[A block of data]
------------------------------------------------------------------------

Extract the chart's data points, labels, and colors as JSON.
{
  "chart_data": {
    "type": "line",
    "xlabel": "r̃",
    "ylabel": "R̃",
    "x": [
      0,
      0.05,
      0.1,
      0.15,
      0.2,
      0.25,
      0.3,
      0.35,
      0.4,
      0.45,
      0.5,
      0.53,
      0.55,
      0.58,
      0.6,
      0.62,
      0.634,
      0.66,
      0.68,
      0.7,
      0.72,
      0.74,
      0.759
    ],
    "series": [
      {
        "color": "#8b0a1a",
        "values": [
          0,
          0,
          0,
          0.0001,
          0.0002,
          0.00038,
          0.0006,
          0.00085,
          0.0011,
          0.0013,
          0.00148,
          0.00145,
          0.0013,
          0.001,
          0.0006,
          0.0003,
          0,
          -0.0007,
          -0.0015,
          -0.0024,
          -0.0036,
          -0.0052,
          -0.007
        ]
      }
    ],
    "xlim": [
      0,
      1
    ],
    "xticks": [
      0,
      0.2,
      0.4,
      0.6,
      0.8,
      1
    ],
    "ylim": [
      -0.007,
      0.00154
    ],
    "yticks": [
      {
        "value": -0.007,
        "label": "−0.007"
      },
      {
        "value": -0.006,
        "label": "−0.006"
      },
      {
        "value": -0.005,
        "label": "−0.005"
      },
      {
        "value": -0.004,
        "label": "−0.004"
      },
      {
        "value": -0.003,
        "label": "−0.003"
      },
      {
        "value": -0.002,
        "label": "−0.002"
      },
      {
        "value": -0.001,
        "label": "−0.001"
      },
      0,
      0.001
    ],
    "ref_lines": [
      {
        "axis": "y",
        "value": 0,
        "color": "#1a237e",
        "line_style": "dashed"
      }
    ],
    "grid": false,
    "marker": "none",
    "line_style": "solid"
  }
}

------------------------------------------------------------------------

**Aim**. All of the entries above must be quoted exactly.

**Exercise output**.
Extract the chart's data points, labels, and colors as JSON.
{
  "chart_data": {
    "type": "line",
    "xlabel": "r̃",
    "ylabel": "R̃",
    "x": [
      0,
      0.05,
      0.1,
      0.15,
      0.2,
      0.25,
      0.3,
      0.35,
      0.4,
      0.45,
      0.5,
      0.53,
      0.55,
      0.58,
      0.6,
      0.62,
      0.634,
      0.66,
      0.68,
      0.7,
      0.72,
      0.74,
      0.759
    ],
    "series": [
      {
        "color": "#8b0a1a",
        "values": [
          0,
          0,
          0,
          0.0001,
          0.0002,
          0.00038,
          0.0006,
          0.00085,
          0.0011,
          0.0013,
          0.00148,
          0.00145,
          0.0013,
          0.001,
          0.0006,
          0.0003,
          0,
          -0.0007,
          -0.0015,
          -0.0024,
          -0.0036,
          -0.0052,
          -0.007
        ]
      }
    ],
    "xlim": [
      0,
      1
    ],
    "xticks": [
      0,
      0.2,
      0.4,
      0.6,
      0.8,
      1
    ],
    "ylim": [
      -0.007,
      0.00154
    ],
    "yticks": [
      {
        "value": -0.007,
        "label": "−0.007"
      },
      {
        "value": -0.006,
        "label": "−0.006"
      },
      {
        "value": -0.005,
        "label": "−0.005"
      },
      {
        "value": -0.004,
        "label": "−0.004"
      },
      {
        "value": -0.003,
        "label": "−0.003"
      },
      {
        "value": -0.002,
        "label": "−0.002"
      },
      {
        "value": -0.001,
        "label": "−0.001"
      },
      0,
      0.001
    ],
    "ref_lines": [
      {
        "axis": "y",
        "value": 0,
        "color": "#1a237e",
        "line_style": "dashed"
      }
    ],
    "grid": false,
    "marker": "none",
    "line_style": "solid"
  }
}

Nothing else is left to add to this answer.